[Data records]

--- BEGIN ---

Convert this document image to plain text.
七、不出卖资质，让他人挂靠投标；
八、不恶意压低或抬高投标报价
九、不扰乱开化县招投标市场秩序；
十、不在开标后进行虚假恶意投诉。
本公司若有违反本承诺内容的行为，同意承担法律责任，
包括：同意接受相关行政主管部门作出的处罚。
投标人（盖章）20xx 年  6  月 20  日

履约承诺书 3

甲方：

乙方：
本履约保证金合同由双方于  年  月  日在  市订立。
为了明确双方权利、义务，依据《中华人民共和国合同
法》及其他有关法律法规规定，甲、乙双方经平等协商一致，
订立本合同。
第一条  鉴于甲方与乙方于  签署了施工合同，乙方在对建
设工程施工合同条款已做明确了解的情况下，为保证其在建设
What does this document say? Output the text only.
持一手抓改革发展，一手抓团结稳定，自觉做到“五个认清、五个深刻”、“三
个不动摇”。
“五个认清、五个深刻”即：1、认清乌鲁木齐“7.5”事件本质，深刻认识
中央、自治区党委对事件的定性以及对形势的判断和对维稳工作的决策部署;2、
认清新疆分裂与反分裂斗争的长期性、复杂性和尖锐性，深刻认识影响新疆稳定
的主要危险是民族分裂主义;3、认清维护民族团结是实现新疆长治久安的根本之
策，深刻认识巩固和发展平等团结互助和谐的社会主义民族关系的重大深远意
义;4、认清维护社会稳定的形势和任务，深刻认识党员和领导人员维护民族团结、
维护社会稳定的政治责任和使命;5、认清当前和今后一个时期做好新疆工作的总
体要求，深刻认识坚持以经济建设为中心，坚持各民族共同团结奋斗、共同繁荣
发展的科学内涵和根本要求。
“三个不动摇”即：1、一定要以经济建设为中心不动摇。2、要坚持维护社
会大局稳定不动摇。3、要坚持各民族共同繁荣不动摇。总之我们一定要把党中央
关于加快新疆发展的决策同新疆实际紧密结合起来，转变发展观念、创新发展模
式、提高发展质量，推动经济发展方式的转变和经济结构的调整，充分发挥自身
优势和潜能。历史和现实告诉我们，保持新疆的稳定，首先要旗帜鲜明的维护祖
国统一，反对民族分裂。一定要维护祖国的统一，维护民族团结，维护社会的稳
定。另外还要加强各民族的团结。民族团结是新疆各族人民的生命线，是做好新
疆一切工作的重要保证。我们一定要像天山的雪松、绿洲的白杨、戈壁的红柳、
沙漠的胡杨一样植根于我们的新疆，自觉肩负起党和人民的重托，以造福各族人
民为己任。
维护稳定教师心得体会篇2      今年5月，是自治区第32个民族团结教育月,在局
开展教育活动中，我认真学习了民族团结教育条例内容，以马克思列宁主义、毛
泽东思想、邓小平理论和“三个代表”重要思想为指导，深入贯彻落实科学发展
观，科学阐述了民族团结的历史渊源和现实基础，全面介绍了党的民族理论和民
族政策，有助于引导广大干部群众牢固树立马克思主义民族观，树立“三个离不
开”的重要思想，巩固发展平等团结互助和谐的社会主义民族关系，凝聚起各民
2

--- END ---

● **GOAL**: Output the line that contains "What does this", followed by every later line in the listing, with no line omitted and none added.

● **THE OUTPUT**:
What does this document say? Output the text only.
持一手抓改革发展，一手抓团结稳定，自觉做到“五个认清、五个深刻”、“三
个不动摇”。
“五个认清、五个深刻”即：1、认清乌鲁木齐“7.5”事件本质，深刻认识
中央、自治区党委对事件的定性以及对形势的判断和对维稳工作的决策部署;2、
认清新疆分裂与反分裂斗争的长期性、复杂性和尖锐性，深刻认识影响新疆稳定
的主要危险是民族分裂主义;3、认清维护民族团结是实现新疆长治久安的根本之
策，深刻认识巩固和发展平等团结互助和谐的社会主义民族关系的重大深远意
义;4、认清维护社会稳定的形势和任务，深刻认识党员和领导人员维护民族团结、
维护社会稳定的政治责任和使命;5、认清当前和今后一个时期做好新疆工作的总
体要求，深刻认识坚持以经济建设为中心，坚持各民族共同团结奋斗、共同繁荣
发展的科学内涵和根本要求。
“三个不动摇”即：1、一定要以经济建设为中心不动摇。2、要坚持维护社
会大局稳定不动摇。3、要坚持各民族共同繁荣不动摇。总之我们一定要把党中央
关于加快新疆发展的决策同新疆实际紧密结合起来，转变发展观念、创新发展模
式、提高发展质量，推动经济发展方式的转变和经济结构的调整，充分发挥自身
优势和潜能。历史和现实告诉我们，保持新疆的稳定，首先要旗帜鲜明的维护祖
国统一，反对民族分裂。一定要维护祖国的统一，维护民族团结，维护社会的稳
定。另外还要加强各民族的团结。民族团结是新疆各族人民的生命线，是做好新
疆一切工作的重要保证。我们一定要像天山的雪松、绿洲的白杨、戈壁的红柳、
沙漠的胡杨一样植根于我们的新疆，自觉肩负起党和人民的重托，以造福各族人
民为己任。
维护稳定教师心得体会篇2      今年5月，是自治区第32个民族团结教育月,在局
开展教育活动中，我认真学习了民族团结教育条例内容，以马克思列宁主义、毛
泽东思想、邓小平理论和“三个代表”重要思想为指导，深入贯彻落实科学发展
观，科学阐述了民族团结的历史渊源和现实基础，全面介绍了党的民族理论和民
族政策，有助于引导广大干部群众牢固树立马克思主义民族观，树立“三个离不
开”的重要思想，巩固发展平等团结互助和谐的社会主义民族关系，凝聚起各民
2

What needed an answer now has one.